◆ **Problem**
Copy the data that follows, character for character, minus the pictures.

Saved entries:
● ● ● ●
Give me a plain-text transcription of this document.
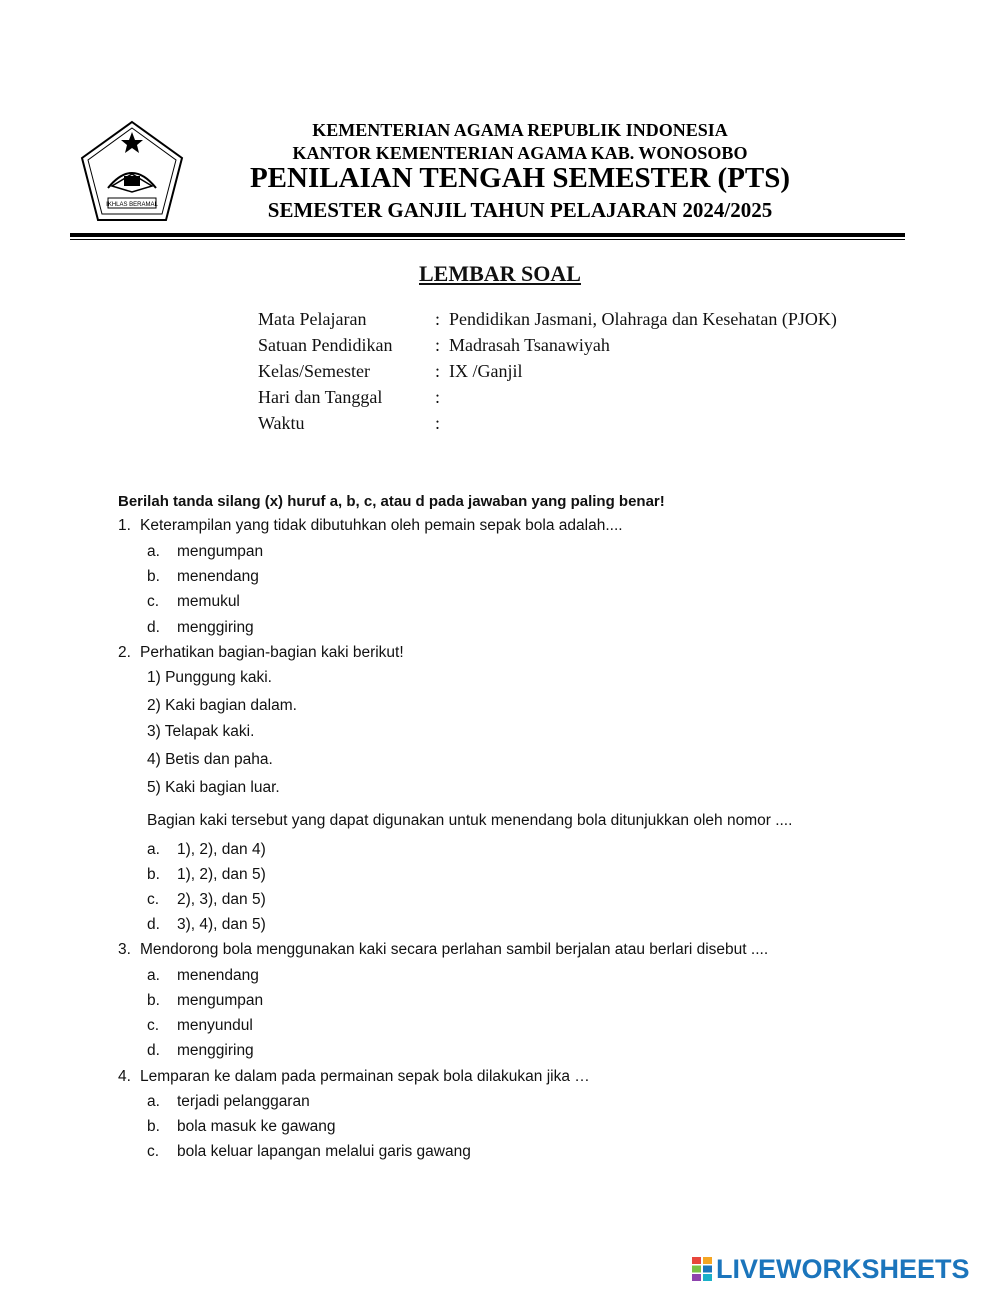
IKHLAS BERAMAL
KEMENTERIAN AGAMA REPUBLIK INDONESIA
KANTOR KEMENTERIAN AGAMA KAB. WONOSOBO
PENILAIAN TENGAH SEMESTER (PTS)
SEMESTER GANJIL TAHUN PELAJARAN 2024/2025
LEMBAR SOAL
Mata Pelajaran	: Pendidikan Jasmani, Olahraga dan Kesehatan (PJOK)
Satuan Pendidikan : Madrasah Tsanawiyah
Kelas/Semester	: IX /Ganjil
Hari dan Tanggal	:
Waktu	:
Berilah tanda silang (x) huruf a, b, c, atau d pada jawaban yang paling benar!
1. Keterampilan yang tidak dibutuhkan oleh pemain sepak bola adalah....
a. mengumpan
b. menendang
c. memukul
d. menggiring
2. Perhatikan bagian-bagian kaki berikut!
1) Punggung kaki.
2) Kaki bagian dalam.
3) Telapak kaki.
4) Betis dan paha.
5) Kaki bagian luar.
Bagian kaki tersebut yang dapat digunakan untuk menendang bola ditunjukkan oleh nomor ....
a. 1), 2), dan 4)
b. 1), 2), dan 5)
c. 2), 3), dan 5)
d. 3), 4), dan 5)
3. Mendorong bola menggunakan kaki secara perlahan sambil berjalan atau berlari disebut ....
a. menendang
b. mengumpan
c. menyundul
d. menggiring
4. Lemparan ke dalam pada permainan sepak bola dilakukan jika …
a. terjadi pelanggaran
b. bola masuk ke gawang
c. bola keluar lapangan melalui garis gawang
LIVEWORKSHEETS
● ● ● ●
◆ **Final result**
Give me a plain-text transcription of this document.
IKHLAS BERAMAL
KEMENTERIAN AGAMA REPUBLIK INDONESIA
KANTOR KEMENTERIAN AGAMA KAB. WONOSOBO
PENILAIAN TENGAH SEMESTER (PTS)
SEMESTER GANJIL TAHUN PELAJARAN 2024/2025
LEMBAR SOAL
Mata Pelajaran	: Pendidikan Jasmani, Olahraga dan Kesehatan (PJOK)
Satuan Pendidikan : Madrasah Tsanawiyah
Kelas/Semester	: IX /Ganjil
Hari dan Tanggal	:
Waktu	:
Berilah tanda silang (x) huruf a, b, c, atau d pada jawaban yang paling benar!
1. Keterampilan yang tidak dibutuhkan oleh pemain sepak bola adalah....
a. mengumpan
b. menendang
c. memukul
d. menggiring
2. Perhatikan bagian-bagian kaki berikut!
1) Punggung kaki.
2) Kaki bagian dalam.
3) Telapak kaki.
4) Betis dan paha.
5) Kaki bagian luar.
Bagian kaki tersebut yang dapat digunakan untuk menendang bola ditunjukkan oleh nomor ....
a. 1), 2), dan 4)
b. 1), 2), dan 5)
c. 2), 3), dan 5)
d. 3), 4), dan 5)
3. Mendorong bola menggunakan kaki secara perlahan sambil berjalan atau berlari disebut ....
a. menendang
b. mengumpan
c. menyundul
d. menggiring
4. Lemparan ke dalam pada permainan sepak bola dilakukan jika …
a. terjadi pelanggaran
b. bola masuk ke gawang
c. bola keluar lapangan melalui garis gawang
LIVEWORKSHEETS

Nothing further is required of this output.